[Saved data entries]
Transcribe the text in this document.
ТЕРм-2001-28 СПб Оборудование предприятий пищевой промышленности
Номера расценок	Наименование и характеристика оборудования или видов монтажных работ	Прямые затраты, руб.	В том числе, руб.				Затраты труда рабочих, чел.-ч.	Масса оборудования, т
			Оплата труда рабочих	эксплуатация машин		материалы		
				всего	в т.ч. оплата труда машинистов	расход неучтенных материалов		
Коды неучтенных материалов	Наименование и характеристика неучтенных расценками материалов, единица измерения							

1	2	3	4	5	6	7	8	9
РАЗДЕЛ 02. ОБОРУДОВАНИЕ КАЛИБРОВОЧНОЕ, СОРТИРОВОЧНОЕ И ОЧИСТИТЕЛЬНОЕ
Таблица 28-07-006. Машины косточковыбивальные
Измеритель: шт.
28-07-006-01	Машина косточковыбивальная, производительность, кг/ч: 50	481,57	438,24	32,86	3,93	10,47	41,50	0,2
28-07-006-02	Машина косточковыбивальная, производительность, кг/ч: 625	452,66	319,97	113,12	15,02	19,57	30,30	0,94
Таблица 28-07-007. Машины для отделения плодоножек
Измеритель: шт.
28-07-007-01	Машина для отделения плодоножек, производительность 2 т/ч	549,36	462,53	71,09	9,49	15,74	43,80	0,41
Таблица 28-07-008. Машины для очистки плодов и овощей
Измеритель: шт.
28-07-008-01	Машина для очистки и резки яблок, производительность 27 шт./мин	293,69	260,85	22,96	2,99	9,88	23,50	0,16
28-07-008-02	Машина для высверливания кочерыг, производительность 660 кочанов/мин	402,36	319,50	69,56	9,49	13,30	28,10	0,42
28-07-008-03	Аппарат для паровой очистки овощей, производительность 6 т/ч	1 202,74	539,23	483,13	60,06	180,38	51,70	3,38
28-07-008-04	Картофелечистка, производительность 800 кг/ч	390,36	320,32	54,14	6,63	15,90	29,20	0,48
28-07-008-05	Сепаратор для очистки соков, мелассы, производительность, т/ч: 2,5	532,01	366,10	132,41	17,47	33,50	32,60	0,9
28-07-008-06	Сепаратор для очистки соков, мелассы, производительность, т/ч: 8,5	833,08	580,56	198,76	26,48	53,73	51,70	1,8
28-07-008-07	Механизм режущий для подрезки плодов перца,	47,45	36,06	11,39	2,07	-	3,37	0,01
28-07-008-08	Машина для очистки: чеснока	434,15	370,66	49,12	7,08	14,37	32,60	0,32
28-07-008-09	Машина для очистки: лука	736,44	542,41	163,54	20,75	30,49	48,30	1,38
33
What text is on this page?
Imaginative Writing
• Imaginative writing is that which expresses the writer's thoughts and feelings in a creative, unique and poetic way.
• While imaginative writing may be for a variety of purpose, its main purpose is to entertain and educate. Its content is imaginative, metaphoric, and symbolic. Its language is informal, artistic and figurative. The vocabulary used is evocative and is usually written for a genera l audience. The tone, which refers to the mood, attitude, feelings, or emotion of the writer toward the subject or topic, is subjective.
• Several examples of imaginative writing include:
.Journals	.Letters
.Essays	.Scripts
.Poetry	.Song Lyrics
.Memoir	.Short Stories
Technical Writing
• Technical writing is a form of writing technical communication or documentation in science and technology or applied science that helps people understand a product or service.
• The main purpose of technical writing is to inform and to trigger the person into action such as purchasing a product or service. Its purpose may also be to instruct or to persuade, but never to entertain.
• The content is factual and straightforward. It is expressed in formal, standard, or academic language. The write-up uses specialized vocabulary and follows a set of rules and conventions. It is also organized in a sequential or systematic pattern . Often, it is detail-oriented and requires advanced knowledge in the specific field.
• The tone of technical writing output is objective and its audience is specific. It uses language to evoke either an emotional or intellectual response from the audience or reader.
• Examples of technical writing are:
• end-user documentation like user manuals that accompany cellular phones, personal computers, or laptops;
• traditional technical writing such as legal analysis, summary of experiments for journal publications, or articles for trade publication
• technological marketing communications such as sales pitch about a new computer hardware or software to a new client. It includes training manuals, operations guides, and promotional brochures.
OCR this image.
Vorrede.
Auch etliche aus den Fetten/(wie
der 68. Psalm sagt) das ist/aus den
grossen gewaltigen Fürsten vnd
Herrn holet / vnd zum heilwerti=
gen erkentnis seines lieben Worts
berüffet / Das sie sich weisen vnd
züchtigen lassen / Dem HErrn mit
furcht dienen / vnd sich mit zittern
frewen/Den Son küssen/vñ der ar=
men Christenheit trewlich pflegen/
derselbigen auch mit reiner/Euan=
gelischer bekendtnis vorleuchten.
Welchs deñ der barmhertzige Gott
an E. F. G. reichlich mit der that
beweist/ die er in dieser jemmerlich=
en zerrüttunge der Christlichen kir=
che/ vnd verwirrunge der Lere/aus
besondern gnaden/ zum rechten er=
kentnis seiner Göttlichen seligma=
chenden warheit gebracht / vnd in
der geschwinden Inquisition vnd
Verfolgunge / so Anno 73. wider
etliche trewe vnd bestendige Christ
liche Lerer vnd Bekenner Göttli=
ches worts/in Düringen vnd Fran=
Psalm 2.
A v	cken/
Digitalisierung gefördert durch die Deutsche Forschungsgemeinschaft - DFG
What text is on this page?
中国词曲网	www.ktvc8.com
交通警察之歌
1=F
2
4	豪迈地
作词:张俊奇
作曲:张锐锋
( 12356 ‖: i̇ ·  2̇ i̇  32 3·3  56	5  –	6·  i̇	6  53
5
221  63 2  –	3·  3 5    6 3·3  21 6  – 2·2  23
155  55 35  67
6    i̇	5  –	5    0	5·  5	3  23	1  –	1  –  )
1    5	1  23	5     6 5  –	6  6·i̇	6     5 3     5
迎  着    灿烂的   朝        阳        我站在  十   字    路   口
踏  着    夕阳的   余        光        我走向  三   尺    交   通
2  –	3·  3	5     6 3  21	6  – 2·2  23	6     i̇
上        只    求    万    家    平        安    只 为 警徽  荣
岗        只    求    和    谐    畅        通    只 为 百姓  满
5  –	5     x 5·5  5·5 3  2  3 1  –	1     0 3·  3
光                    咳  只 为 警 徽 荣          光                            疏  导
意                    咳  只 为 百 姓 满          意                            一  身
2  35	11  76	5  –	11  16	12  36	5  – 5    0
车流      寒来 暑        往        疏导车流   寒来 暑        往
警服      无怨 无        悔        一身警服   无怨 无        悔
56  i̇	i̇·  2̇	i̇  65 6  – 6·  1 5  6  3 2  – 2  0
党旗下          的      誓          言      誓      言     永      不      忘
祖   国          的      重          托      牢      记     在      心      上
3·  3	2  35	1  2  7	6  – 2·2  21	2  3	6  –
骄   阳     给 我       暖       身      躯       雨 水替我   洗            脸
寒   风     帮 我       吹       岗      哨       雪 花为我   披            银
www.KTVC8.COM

**EXERCISE DIRECTIONS**
Report the number of lines containing the string "which" and add nothing to it.

**OUTPUT OF THE EXERCISE**
2